_WORK INSTRUCTIONS_: Will you quote all of the entries, word for word?

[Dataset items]
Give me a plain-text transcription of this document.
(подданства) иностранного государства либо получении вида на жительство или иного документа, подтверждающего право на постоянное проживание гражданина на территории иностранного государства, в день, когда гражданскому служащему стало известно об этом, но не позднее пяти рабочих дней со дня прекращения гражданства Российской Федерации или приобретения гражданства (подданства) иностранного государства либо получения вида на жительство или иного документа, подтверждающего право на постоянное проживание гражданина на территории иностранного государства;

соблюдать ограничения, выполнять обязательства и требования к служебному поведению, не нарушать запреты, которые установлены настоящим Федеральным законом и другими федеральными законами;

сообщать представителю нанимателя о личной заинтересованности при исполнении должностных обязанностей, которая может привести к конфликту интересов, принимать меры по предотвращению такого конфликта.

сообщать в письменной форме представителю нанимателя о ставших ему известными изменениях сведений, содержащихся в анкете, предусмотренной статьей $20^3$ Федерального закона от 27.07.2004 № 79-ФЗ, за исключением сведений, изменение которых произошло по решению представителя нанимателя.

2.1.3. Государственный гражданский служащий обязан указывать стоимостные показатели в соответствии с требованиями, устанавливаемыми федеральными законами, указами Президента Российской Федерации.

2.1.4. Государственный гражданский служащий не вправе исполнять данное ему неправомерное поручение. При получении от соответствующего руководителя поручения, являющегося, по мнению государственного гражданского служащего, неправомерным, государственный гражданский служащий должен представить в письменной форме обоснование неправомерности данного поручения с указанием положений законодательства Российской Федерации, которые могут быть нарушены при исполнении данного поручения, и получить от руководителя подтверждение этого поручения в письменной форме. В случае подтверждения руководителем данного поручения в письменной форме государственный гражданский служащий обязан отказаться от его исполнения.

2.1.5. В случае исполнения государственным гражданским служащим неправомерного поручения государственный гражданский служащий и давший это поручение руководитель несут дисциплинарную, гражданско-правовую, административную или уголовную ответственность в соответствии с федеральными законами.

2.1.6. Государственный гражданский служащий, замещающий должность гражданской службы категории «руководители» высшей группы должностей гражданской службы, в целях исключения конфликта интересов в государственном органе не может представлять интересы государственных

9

_RESPONSE TO THE TASK_:
Give me a plain-text transcription of this document.
(подданства) иностранного государства либо получении вида на жительство или иного документа, подтверждающего право на постоянное проживание гражданина на территории иностранного государства, в день, когда гражданскому служащему стало известно об этом, но не позднее пяти рабочих дней со дня прекращения гражданства Российской Федерации или приобретения гражданства (подданства) иностранного государства либо получения вида на жительство или иного документа, подтверждающего право на постоянное проживание гражданина на территории иностранного государства;

соблюдать ограничения, выполнять обязательства и требования к служебному поведению, не нарушать запреты, которые установлены настоящим Федеральным законом и другими федеральными законами;

сообщать представителю нанимателя о личной заинтересованности при исполнении должностных обязанностей, которая может привести к конфликту интересов, принимать меры по предотвращению такого конфликта.

сообщать в письменной форме представителю нанимателя о ставших ему известными изменениях сведений, содержащихся в анкете, предусмотренной статьей $20^3$ Федерального закона от 27.07.2004 № 79-ФЗ, за исключением сведений, изменение которых произошло по решению представителя нанимателя.

2.1.3. Государственный гражданский служащий обязан указывать стоимостные показатели в соответствии с требованиями, устанавливаемыми федеральными законами, указами Президента Российской Федерации.

2.1.4. Государственный гражданский служащий не вправе исполнять данное ему неправомерное поручение. При получении от соответствующего руководителя поручения, являющегося, по мнению государственного гражданского служащего, неправомерным, государственный гражданский служащий должен представить в письменной форме обоснование неправомерности данного поручения с указанием положений законодательства Российской Федерации, которые могут быть нарушены при исполнении данного поручения, и получить от руководителя подтверждение этого поручения в письменной форме. В случае подтверждения руководителем данного поручения в письменной форме государственный гражданский служащий обязан отказаться от его исполнения.

2.1.5. В случае исполнения государственным гражданским служащим неправомерного поручения государственный гражданский служащий и давший это поручение руководитель несут дисциплинарную, гражданско-правовую, административную или уголовную ответственность в соответствии с федеральными законами.

2.1.6. Государственный гражданский служащий, замещающий должность гражданской службы категории «руководители» высшей группы должностей гражданской службы, в целях исключения конфликта интересов в государственном органе не может представлять интересы государственных

9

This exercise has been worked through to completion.